(Items from a dataset)
....
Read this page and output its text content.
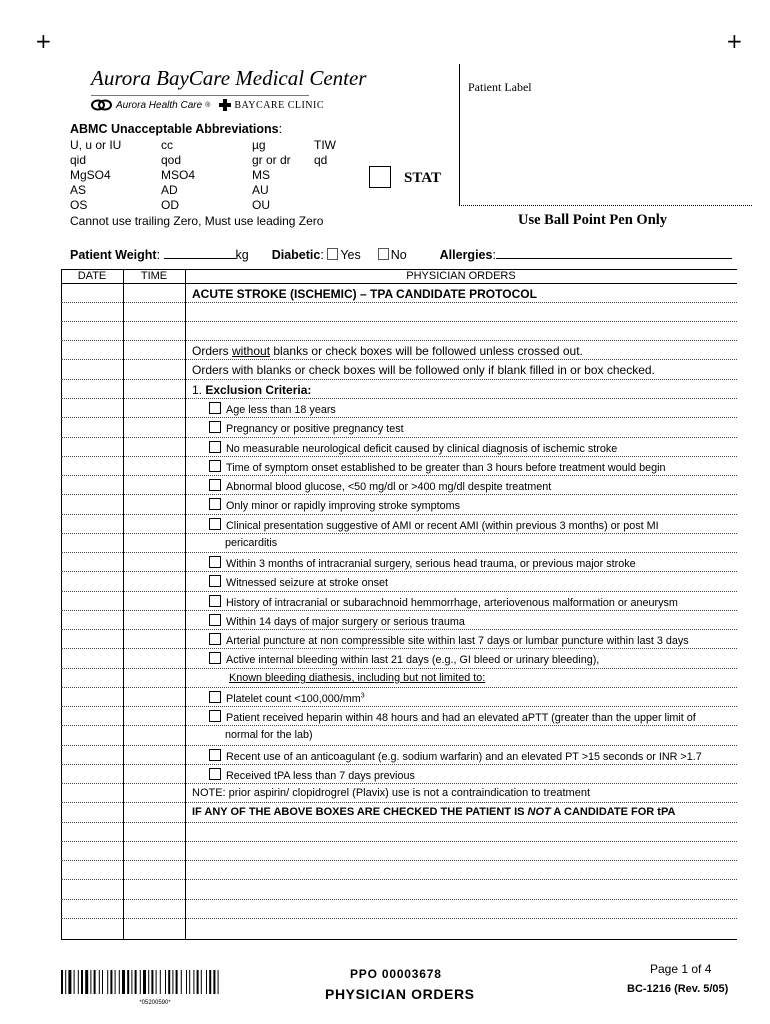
+	+
Aurora BayCare Medical Center
Aurora Health Care ® BAYCARE CLINIC
Patient Label
STAT
Use Ball Point Pen Only
ABMC Unacceptable Abbreviations:
U, u or IU	cc	µg	TIW
qid	qod	gr or dr	qd
MgSO4	MSO4	MS
AS	AD	AU
OS	OD	OU
Cannot use trailing Zero, Must use leading Zero
Patient Weight:	kg Diabetic: Yes No	Allergies:
DATE	TIME	PHYSICIAN ORDERS
ACUTE STROKE (ISCHEMIC) – TPA CANDIDATE PROTOCOL
Orders without blanks or check boxes will be followed unless crossed out.
Orders with blanks or check boxes will be followed only if blank filled in or box checked.
1. Exclusion Criteria:
Age less than 18 years
Pregnancy or positive pregnancy test
No measurable neurological deficit caused by clinical diagnosis of ischemic stroke
Time of symptom onset established to be greater than 3 hours before treatment would begin
Abnormal blood glucose, <50 mg/dl or >400 mg/dl despite treatment
Only minor or rapidly improving stroke symptoms
Clinical presentation suggestive of AMI or recent AMI (within previous 3 months) or post MI
pericarditis
Within 3 months of intracranial surgery, serious head trauma, or previous major stroke
Witnessed seizure at stroke onset
History of intracranial or subarachnoid hemmorrhage, arteriovenous malformation or aneurysm
Within 14 days of major surgery or serious trauma
Arterial puncture at non compressible site within last 7 days or lumbar puncture within last 3 days
Active internal bleeding within last 21 days (e.g., GI bleed or urinary bleeding),
Known bleeding diathesis, including but not limited to:
Platelet count $<100,000/mm^3$
Patient received heparin within 48 hours and had an elevated aPTT (greater than the upper limit of
normal for the lab)
Recent use of an anticoagulant (e.g. sodium warfarin) and an elevated PT >15 seconds or INR >1.7
Received tPA less than 7 days previous
NOTE: prior aspirin/ clopidrogrel (Plavix) use is not a contraindication to treatment
IF ANY OF THE ABOVE BOXES ARE CHECKED THE PATIENT IS NOT A CANDIDATE FOR tPA
*05200590*
PPO 00003678
PHYSICIAN ORDERS
Page 1 of 4
BC-1216 (Rev. 5/05)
....
- [What to do]: Copy the material above exactly and drop the pictures.

- [Result below]:
Read this page and output its text content.
+	+
Aurora BayCare Medical Center
Aurora Health Care ® BAYCARE CLINIC
Patient Label
STAT
Use Ball Point Pen Only
ABMC Unacceptable Abbreviations:
U, u or IU	cc	µg	TIW
qid	qod	gr or dr	qd
MgSO4	MSO4	MS
AS	AD	AU
OS	OD	OU
Cannot use trailing Zero, Must use leading Zero
Patient Weight:	kg Diabetic: Yes No	Allergies:
DATE	TIME	PHYSICIAN ORDERS
ACUTE STROKE (ISCHEMIC) – TPA CANDIDATE PROTOCOL
Orders without blanks or check boxes will be followed unless crossed out.
Orders with blanks or check boxes will be followed only if blank filled in or box checked.
1. Exclusion Criteria:
Age less than 18 years
Pregnancy or positive pregnancy test
No measurable neurological deficit caused by clinical diagnosis of ischemic stroke
Time of symptom onset established to be greater than 3 hours before treatment would begin
Abnormal blood glucose, <50 mg/dl or >400 mg/dl despite treatment
Only minor or rapidly improving stroke symptoms
Clinical presentation suggestive of AMI or recent AMI (within previous 3 months) or post MI
pericarditis
Within 3 months of intracranial surgery, serious head trauma, or previous major stroke
Witnessed seizure at stroke onset
History of intracranial or subarachnoid hemmorrhage, arteriovenous malformation or aneurysm
Within 14 days of major surgery or serious trauma
Arterial puncture at non compressible site within last 7 days or lumbar puncture within last 3 days
Active internal bleeding within last 21 days (e.g., GI bleed or urinary bleeding),
Known bleeding diathesis, including but not limited to:
Platelet count $<100,000/mm^3$
Patient received heparin within 48 hours and had an elevated aPTT (greater than the upper limit of
normal for the lab)
Recent use of an anticoagulant (e.g. sodium warfarin) and an elevated PT >15 seconds or INR >1.7
Received tPA less than 7 days previous
NOTE: prior aspirin/ clopidrogrel (Plavix) use is not a contraindication to treatment
IF ANY OF THE ABOVE BOXES ARE CHECKED THE PATIENT IS NOT A CANDIDATE FOR tPA
*05200590*
PPO 00003678
PHYSICIAN ORDERS
Page 1 of 4
BC-1216 (Rev. 5/05)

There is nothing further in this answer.